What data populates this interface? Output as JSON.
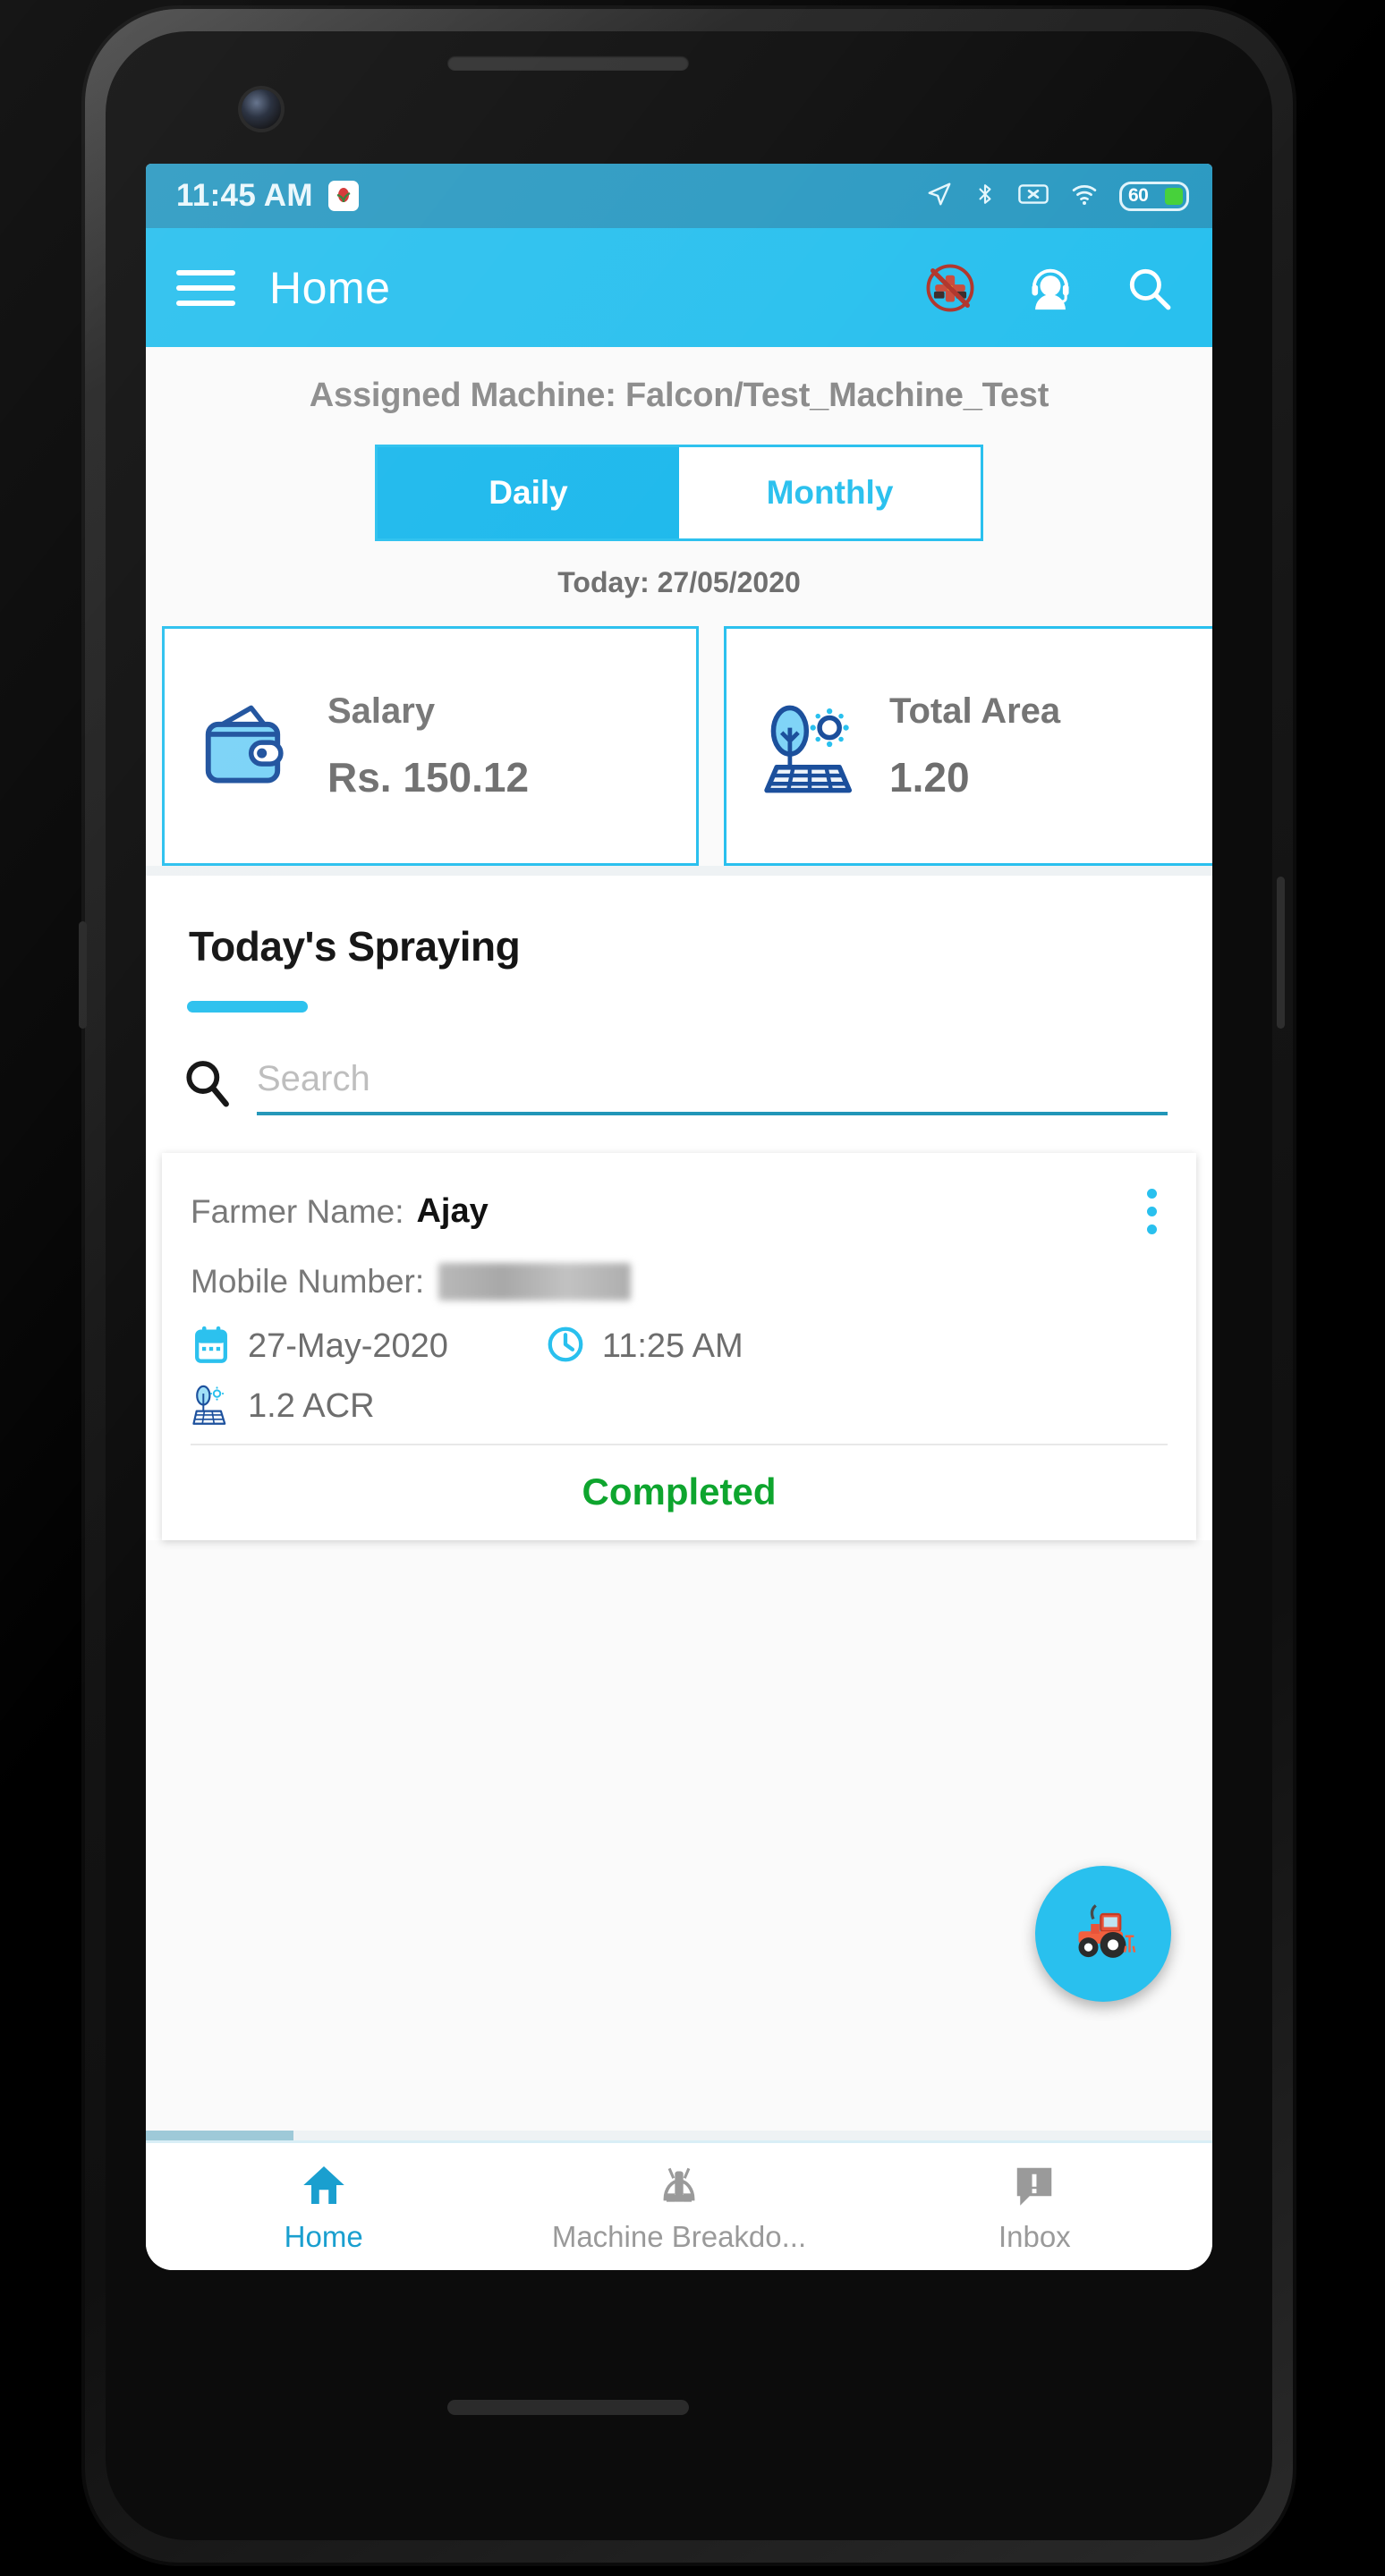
{
  "status_bar": {
    "time": "11:45 AM",
    "app_badge_icon": "app-notification-icon",
    "icons": [
      "location-arrow-icon",
      "bluetooth-icon",
      "sim-card-off-icon",
      "wifi-icon"
    ],
    "battery_level": "60"
  },
  "app_bar": {
    "menu_icon": "hamburger-menu-icon",
    "title": "Home",
    "actions": [
      {
        "name": "machine-breakdown-icon",
        "label": "Machine Breakdown"
      },
      {
        "name": "support-agent-icon",
        "label": "Support"
      },
      {
        "name": "search-icon",
        "label": "Search"
      }
    ]
  },
  "main": {
    "assigned_machine": "Assigned Machine: Falcon/Test_Machine_Test",
    "period_toggle": {
      "options": [
        "Daily",
        "Monthly"
      ],
      "selected": "Daily"
    },
    "today_label": "Today: 27/05/2020",
    "stat_cards": [
      {
        "icon": "wallet-icon",
        "label": "Salary",
        "value": "Rs. 150.12"
      },
      {
        "icon": "solar-tree-icon",
        "label": "Total Area",
        "value": "1.20"
      }
    ],
    "spraying": {
      "title": "Today's Spraying",
      "search_placeholder": "Search",
      "search_value": ""
    },
    "record": {
      "farmer_name_label": "Farmer Name:",
      "farmer_name": "Ajay",
      "mobile_label": "Mobile Number:",
      "mobile_value": "",
      "date_icon": "calendar-icon",
      "date": "27-May-2020",
      "time_icon": "clock-icon",
      "time": "11:25 AM",
      "area_icon": "solar-tree-icon",
      "area": "1.2 ACR",
      "status": "Completed",
      "menu_icon": "kebab-menu-icon"
    },
    "fab": {
      "icon": "tractor-icon",
      "glyph": "🚜"
    }
  },
  "bottom_nav": {
    "items": [
      {
        "icon": "home-icon",
        "label": "Home",
        "active": true
      },
      {
        "icon": "machine-breakdown-icon",
        "label": "Machine Breakdo...",
        "active": false
      },
      {
        "icon": "inbox-alert-icon",
        "label": "Inbox",
        "active": false
      }
    ]
  },
  "android_nav": {
    "back": "back-triangle-icon",
    "home": "home-circle-icon",
    "recents": "recents-square-icon"
  },
  "colors": {
    "status_bar": "#2C9AC2",
    "app_bar": "#29C0EE",
    "accent": "#29C0EE",
    "status_success": "#0EA52E",
    "muted_text": "#757575"
  }
}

#### EXERCISE DETAILS
Find each line holding the string "menu" and copy it out.

#### OUTPUT OF THE EXERCISE
    "menu_icon": "hamburger-menu-icon",
      "menu_icon": "kebab-menu-icon"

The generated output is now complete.